> **Aim**:
Write the data out again, character for character, with no images.

[Figure record listings]
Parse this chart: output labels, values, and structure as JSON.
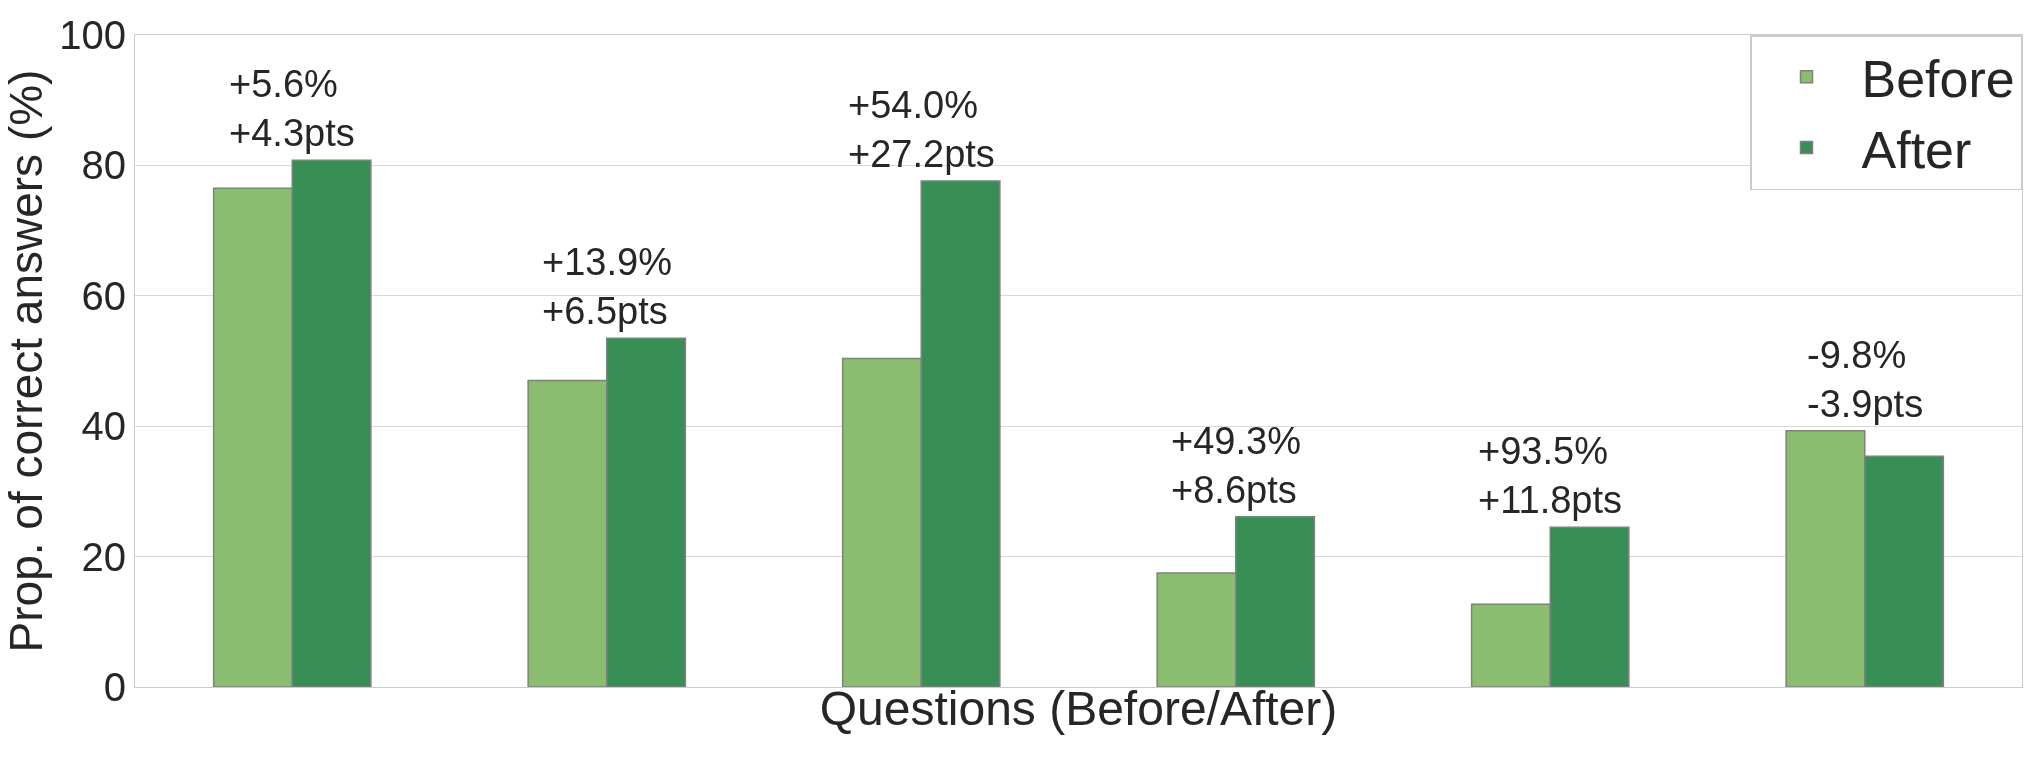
{
  "chart_data": {
    "type": "bar",
    "xlabel": "Questions (Before/After)",
    "ylabel": "Prop. of correct answers (%)",
    "categories": [
      null,
      null,
      null,
      null,
      null,
      null
    ],
    "series": [
      {
        "name": "Before",
        "color": "#8abd6f",
        "values": [
          76.5,
          47.0,
          50.4,
          17.5,
          12.7,
          39.3
        ]
      },
      {
        "name": "After",
        "color": "#378f56",
        "values": [
          80.8,
          53.5,
          77.6,
          26.1,
          24.5,
          35.4
        ]
      }
    ],
    "ylim": [
      0,
      100
    ],
    "yticks": [
      0,
      20,
      40,
      60,
      80,
      100
    ],
    "grid": "y",
    "legend": "top right",
    "annotations": [
      {
        "text": "+5.6%\n+4.3pts",
        "y": 80.8
      },
      {
        "text": "+13.9%\n+6.5pts",
        "y": 53.5
      },
      {
        "text": "+54.0%\n+27.2pts",
        "y": 77.6
      },
      {
        "text": "+49.3%\n+8.6pts",
        "y": 26.1
      },
      {
        "text": "+93.5%\n+11.8pts",
        "y": 24.5
      },
      {
        "text": "-9.8%\n-3.9pts",
        "y": 39.3
      }
    ]
  }
}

> **Completed exercise**:
Parse this chart: output labels, values, and structure as JSON.
{
  "chart_data": {
    "type": "bar",
    "xlabel": "Questions (Before/After)",
    "ylabel": "Prop. of correct answers (%)",
    "categories": [
      null,
      null,
      null,
      null,
      null,
      null
    ],
    "series": [
      {
        "name": "Before",
        "color": "#8abd6f",
        "values": [
          76.5,
          47.0,
          50.4,
          17.5,
          12.7,
          39.3
        ]
      },
      {
        "name": "After",
        "color": "#378f56",
        "values": [
          80.8,
          53.5,
          77.6,
          26.1,
          24.5,
          35.4
        ]
      }
    ],
    "ylim": [
      0,
      100
    ],
    "yticks": [
      0,
      20,
      40,
      60,
      80,
      100
    ],
    "grid": "y",
    "legend": "top right",
    "annotations": [
      {
        "text": "+5.6%\n+4.3pts",
        "y": 80.8
      },
      {
        "text": "+13.9%\n+6.5pts",
        "y": 53.5
      },
      {
        "text": "+54.0%\n+27.2pts",
        "y": 77.6
      },
      {
        "text": "+49.3%\n+8.6pts",
        "y": 26.1
      },
      {
        "text": "+93.5%\n+11.8pts",
        "y": 24.5
      },
      {
        "text": "-9.8%\n-3.9pts",
        "y": 39.3
      }
    ]
  }
}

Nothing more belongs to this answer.